Compiti da svolgere:
• a. Rispondi alle seguenti domande basandoti sul brano sul Periplo:
(i) Quale intervallo di datazione viene ritenuto più plausibile per l'opera?
(ii) Quali erano i porti egiziani da cui partivano le rotte?
(iii) Secondo Strabone, quante navi salpavano al suo tempo da Myos Hormos verso l'Oriente?
• b. Indica se ciascuna affermazione concorda con il brano sul Periplo, citando le parole decisive:
(i) L'opera era pensata per i marinai.
(ii) La rotta diretta in Africa seguiva le coste del continente fino all'odierna Tanzania.
(iii) Nel Periplo le distanze sono calcolate a partire da Myos Hormos.
• c. Riprendi il brano sul Periplo del Mar Eritreo e prosegui il discorso dopo la sua ultima frase.

Estratto del testo:
────────────────────

Come purtroppo spesso accade per i documenti antichi, non sappiamo con certezza chi abbia scritto il Periplo e quando, dal momento che l’opera ci è stata tramandata anonima e non sono presenti riferimenti temporali precisi. Tuttavia, alcuni indizi disseminati nel testo ci permettono di sapere qualcosa di più sull’identità dell’autore. Il nostro uomo era, probabilmente (il condizionale resta d’obbligo) un esperto mercante di origine egiziana che, dopo aver navigato per molto tempo lungo quelle rotte, decise di mettere per iscritto le sue conoscenze (Casson, 1989). Visto il tipo e la precisione delle sue informazioni, possiamo ragionevolmente supporre che nelle sue intenzioni l’opera sarebbe stata destinata ad altri mercanti, che avrebbero così appreso le conoscenze che servivano loro per svolgere le attività commerciali al meglio, e non a marinai come accadeva per i peripli tradizionali. Sulla datazione, invece, le cose si fanno più complicate, dal momento che la critica è molto divisa a riguardo: di volta in volta, il periplo è stato collocato a cavallo tra il I secolo d.C. e la seconda metà del III d.C. (Casson, 1989). Basandoci sul contesto descritto dall’autore e sui sovrani da lui nominati (a titolo di esempio, viene citato un Malichus, re di Nabatea (PME 19:6:29), il cui nome compare nelle liste dei re nabatei in nostro possesso) (Bowersock, 1971) e confrontando con altre fonti a nostra disposizione, l’ipotesi che sembra più plausibile è quella che colloca l’opera tra il 40 d.C. e il 70 d.C.

Raffigurazione del Periplo del Mar Eritreo (fonte: Wikipedia)

3. Il mondo del Periplo

Due sono le rotte commerciali presenti nel periplo: la prima è diretta in Africa, e segue le coste del continente fino all’odierna Tanzania, mentre la seconda prosegue verso est, costeggia gli odierni Yemen e Oman in Arabia e, passando per le coste dell’Iran, arriva infine nell’India meridionale. I punti di partenza (e di arrivo, come i vedrà) di entrambe erano i porti egiziani che si affacciavano sul mar Rosso, Myos Hormos e Berenike (PME 1:1.1). Il primo, da identificare molto probabilmente con Quesir al-Qadim (Whitcomb, 1996; Peacock, 1993), era forse attivo ancora prima dei Tolomei (De Romanis, 1996) ed è l’unico nominato da Strabone (Geografia, XVII, 1, 45), il quale ci informa anche di come, al suo tempo, più di 120 navi salpassero da lì alla volta dell’Oriente, contro le 20 del passato (Geografia, II, 5, 12). In seguito, tuttavia, sembra che Berenike abbia strappato a Myos Hormos il ruolo di porto principale, considerato quello che dice Plinio circa mezzo secolo dopo (Naturalis Historia, VI, 26, 103); l’aumento di importanza della città è dimostrato anche dal fatto che le distanze date all’interno del periplo hanno come punto di riferimento in Egitto la stessa Berenike, e non Myos Hormos (PME 18:6.21-22; 19:6:26; 21:7-19-20).

────────────────────

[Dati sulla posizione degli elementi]

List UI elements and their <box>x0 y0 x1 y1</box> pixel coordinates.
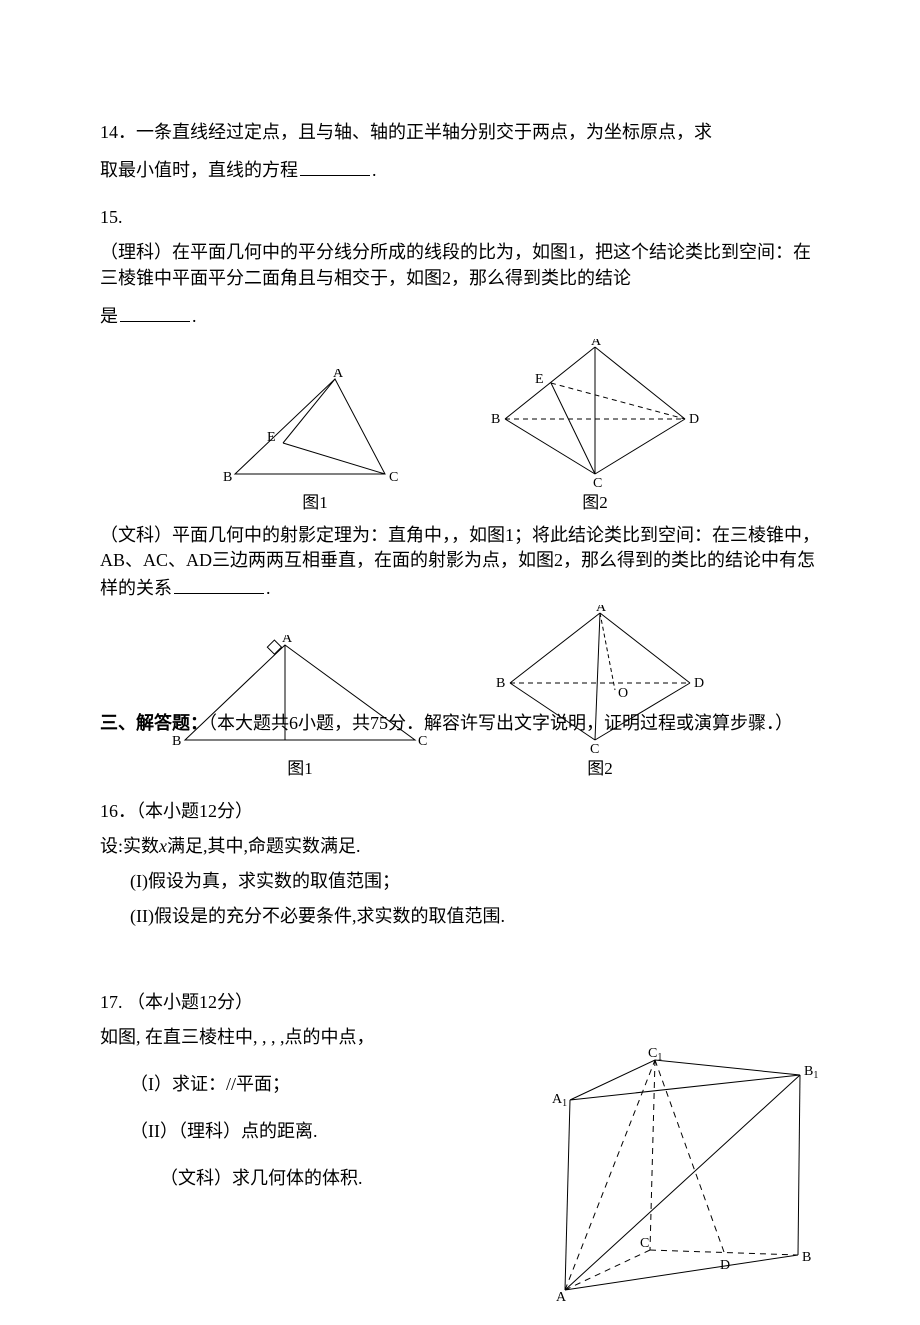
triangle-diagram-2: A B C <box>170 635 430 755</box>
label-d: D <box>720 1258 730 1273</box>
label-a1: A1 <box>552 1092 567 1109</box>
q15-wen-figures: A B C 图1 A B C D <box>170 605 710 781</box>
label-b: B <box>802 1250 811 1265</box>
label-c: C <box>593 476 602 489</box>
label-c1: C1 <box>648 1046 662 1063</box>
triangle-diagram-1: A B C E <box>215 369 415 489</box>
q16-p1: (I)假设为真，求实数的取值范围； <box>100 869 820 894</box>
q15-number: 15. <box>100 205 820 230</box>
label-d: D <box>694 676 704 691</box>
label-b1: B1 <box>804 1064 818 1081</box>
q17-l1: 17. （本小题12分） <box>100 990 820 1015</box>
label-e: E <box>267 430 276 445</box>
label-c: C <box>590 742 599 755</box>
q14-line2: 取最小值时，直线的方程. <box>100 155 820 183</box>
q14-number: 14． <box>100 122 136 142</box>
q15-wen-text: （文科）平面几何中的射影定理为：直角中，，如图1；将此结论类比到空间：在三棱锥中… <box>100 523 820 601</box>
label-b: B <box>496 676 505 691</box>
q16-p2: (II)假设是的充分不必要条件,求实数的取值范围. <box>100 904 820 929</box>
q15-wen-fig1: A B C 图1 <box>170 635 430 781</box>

────────────────────

Risposte ai compiti:
• a.
(i) Tra il 40 d.C. e il 70 d.C.
(ii) Myos Hormos e Berenike.
(iii) Più di 120.

• b.
(i) No: "l’opera sarebbe stata destinata ad altri mercanti".
(ii) Sì: "segue le coste del continente fino all’odierna Tanzania".
(iii) No: "hanno come punto di riferimento in Egitto la stessa Berenike, e non Myos Hormos".

• c.
Delle due rotte del periplo, quella che costeggia l’Africa occupa lo spazio minore, e per questo potrebbe dar l’impressione di essere un percorso secondario. Tuttavia, non bisogna sottovalutare la sua importanza all’interno del mare Eritreo, poiché dai porti dell’Africa Orientale era possibile acquistare beni di lusso, pur di minore qualità, senza dover intraprendere viaggi oceanici verso l’India. Ciò favoriva chi aveva a disposizione solo imbarcazioni di piccole o medie dimensioni. La rotta prevedeva di costeggiare il continente dai porti egiziani sul mar Rosso fino al porto di Rhapta, nei pressi dell’odierna Dar es Salaam, in Tanzania e limite meridionale delle terre conosciute dal nostro autore (PME 16:6.4). Nel mezzo, i mercanti si trovavano davanti principalmente a piccoli centri guidati da capi locali, soprattutto lungo le coste della Somalia (tradizionalmente identificate come il leggendario paese di Punt) (Kitchen, 1971), e a popolazioni primitive, collocate nell’odierno Sudan e organizzate in tribù: gli Ittiofagi (“Mangiatori di pesci”), gli Agriofagi (“Mangiatori di animali selvatici”) e i Moschofagi (“Mangiatori di bovini”) (Shneider, 2004). L’unica eccezione è costituita dai domini di Zoskales, re avido e ambizioso ma esperto nella lettura e scrittura della lingua greca (PME 5:2.20), e dalla città di Axomites (nome del periplo per Axum) (PME 4:2.8) I prodotti ottenibili si dividevano in due categorie: quelli di origine animale, avorio e gusci di tartaruga in primis, e un buon numero di spezie e aromi, come cassia, incenso e mirra. In cambio, venivano scambiati (o, più raramente, acquistati) vestiti poco costosi, utensili, beni alimentari e, in generale, prodotti in grado di soddisfare perlopiù prodotti basilari dato che nella maggior parte degli scali commerciali i mercanti e i signori locali non potevano affrontare grosse spese (Casson, 1989). Può essere interessante notare che, in alcuni casi, le conoscenze del nostro autore sono diverse e migliori di quelle di geografi più illustri (Casson, 1989).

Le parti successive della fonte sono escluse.